START Record set

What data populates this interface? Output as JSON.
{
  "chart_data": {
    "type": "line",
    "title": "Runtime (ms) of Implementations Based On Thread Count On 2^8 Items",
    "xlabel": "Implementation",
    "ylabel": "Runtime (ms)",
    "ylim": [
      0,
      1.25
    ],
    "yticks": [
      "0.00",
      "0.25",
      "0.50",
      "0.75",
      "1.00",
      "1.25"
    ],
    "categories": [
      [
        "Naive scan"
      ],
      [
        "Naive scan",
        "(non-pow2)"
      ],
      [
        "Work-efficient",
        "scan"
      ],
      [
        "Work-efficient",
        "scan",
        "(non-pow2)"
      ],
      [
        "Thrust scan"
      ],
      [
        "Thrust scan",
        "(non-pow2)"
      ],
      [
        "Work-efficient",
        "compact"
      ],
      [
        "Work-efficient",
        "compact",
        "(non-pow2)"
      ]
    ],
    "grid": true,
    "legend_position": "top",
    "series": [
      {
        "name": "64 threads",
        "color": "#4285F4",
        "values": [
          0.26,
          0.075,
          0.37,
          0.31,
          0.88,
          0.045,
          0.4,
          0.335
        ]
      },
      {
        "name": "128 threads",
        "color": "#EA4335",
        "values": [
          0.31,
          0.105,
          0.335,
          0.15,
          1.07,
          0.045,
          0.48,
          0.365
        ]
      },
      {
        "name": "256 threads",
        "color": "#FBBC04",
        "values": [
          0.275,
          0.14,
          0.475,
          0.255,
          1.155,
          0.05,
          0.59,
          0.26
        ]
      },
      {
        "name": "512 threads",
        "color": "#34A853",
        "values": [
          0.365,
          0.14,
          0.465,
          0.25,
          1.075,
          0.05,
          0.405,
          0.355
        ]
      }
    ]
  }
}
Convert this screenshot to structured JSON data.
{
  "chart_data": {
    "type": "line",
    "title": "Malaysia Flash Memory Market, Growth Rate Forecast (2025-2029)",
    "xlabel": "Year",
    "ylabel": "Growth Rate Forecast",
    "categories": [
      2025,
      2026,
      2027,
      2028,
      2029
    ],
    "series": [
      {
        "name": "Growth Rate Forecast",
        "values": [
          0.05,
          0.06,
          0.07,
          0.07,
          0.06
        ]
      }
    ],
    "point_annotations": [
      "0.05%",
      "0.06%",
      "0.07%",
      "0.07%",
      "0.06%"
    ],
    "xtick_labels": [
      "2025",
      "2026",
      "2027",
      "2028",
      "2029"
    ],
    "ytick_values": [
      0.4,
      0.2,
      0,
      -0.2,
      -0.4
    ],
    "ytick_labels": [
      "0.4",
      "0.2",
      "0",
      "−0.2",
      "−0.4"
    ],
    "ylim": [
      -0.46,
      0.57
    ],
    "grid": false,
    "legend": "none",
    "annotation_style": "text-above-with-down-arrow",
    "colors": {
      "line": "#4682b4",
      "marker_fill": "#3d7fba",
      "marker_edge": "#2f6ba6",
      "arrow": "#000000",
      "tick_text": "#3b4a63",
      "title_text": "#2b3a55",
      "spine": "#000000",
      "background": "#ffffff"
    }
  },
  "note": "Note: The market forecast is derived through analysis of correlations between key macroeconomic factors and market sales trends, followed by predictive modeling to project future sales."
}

END Record set

Exercise goal:
Transcribe the whole listing with nothing added or left out.

Response to the task:
What data populates this interface? Output as JSON.
{
  "chart_data": {
    "type": "line",
    "title": "Runtime (ms) of Implementations Based On Thread Count On 2^8 Items",
    "xlabel": "Implementation",
    "ylabel": "Runtime (ms)",
    "ylim": [
      0,
      1.25
    ],
    "yticks": [
      "0.00",
      "0.25",
      "0.50",
      "0.75",
      "1.00",
      "1.25"
    ],
    "categories": [
      [
        "Naive scan"
      ],
      [
        "Naive scan",
        "(non-pow2)"
      ],
      [
        "Work-efficient",
        "scan"
      ],
      [
        "Work-efficient",
        "scan",
        "(non-pow2)"
      ],
      [
        "Thrust scan"
      ],
      [
        "Thrust scan",
        "(non-pow2)"
      ],
      [
        "Work-efficient",
        "compact"
      ],
      [
        "Work-efficient",
        "compact",
        "(non-pow2)"
      ]
    ],
    "grid": true,
    "legend_position": "top",
    "series": [
      {
        "name": "64 threads",
        "color": "#4285F4",
        "values": [
          0.26,
          0.075,
          0.37,
          0.31,
          0.88,
          0.045,
          0.4,
          0.335
        ]
      },
      {
        "name": "128 threads",
        "color": "#EA4335",
        "values": [
          0.31,
          0.105,
          0.335,
          0.15,
          1.07,
          0.045,
          0.48,
          0.365
        ]
      },
      {
        "name": "256 threads",
        "color": "#FBBC04",
        "values": [
          0.275,
          0.14,
          0.475,
          0.255,
          1.155,
          0.05,
          0.59,
          0.26
        ]
      },
      {
        "name": "512 threads",
        "color": "#34A853",
        "values": [
          0.365,
          0.14,
          0.465,
          0.25,
          1.075,
          0.05,
          0.405,
          0.355
        ]
      }
    ]
  }
}
Convert this screenshot to structured JSON data.
{
  "chart_data": {
    "type": "line",
    "title": "Malaysia Flash Memory Market, Growth Rate Forecast (2025-2029)",
    "xlabel": "Year",
    "ylabel": "Growth Rate Forecast",
    "categories": [
      2025,
      2026,
      2027,
      2028,
      2029
    ],
    "series": [
      {
        "name": "Growth Rate Forecast",
        "values": [
          0.05,
          0.06,
          0.07,
          0.07,
          0.06
        ]
      }
    ],
    "point_annotations": [
      "0.05%",
      "0.06%",
      "0.07%",
      "0.07%",
      "0.06%"
    ],
    "xtick_labels": [
      "2025",
      "2026",
      "2027",
      "2028",
      "2029"
    ],
    "ytick_values": [
      0.4,
      0.2,
      0,
      -0.2,
      -0.4
    ],
    "ytick_labels": [
      "0.4",
      "0.2",
      "0",
      "−0.2",
      "−0.4"
    ],
    "ylim": [
      -0.46,
      0.57
    ],
    "grid": false,
    "legend": "none",
    "annotation_style": "text-above-with-down-arrow",
    "colors": {
      "line": "#4682b4",
      "marker_fill": "#3d7fba",
      "marker_edge": "#2f6ba6",
      "arrow": "#000000",
      "tick_text": "#3b4a63",
      "title_text": "#2b3a55",
      "spine": "#000000",
      "background": "#ffffff"
    }
  },
  "note": "Note: The market forecast is derived through analysis of correlations between key macroeconomic factors and market sales trends, followed by predictive modeling to project future sales."
}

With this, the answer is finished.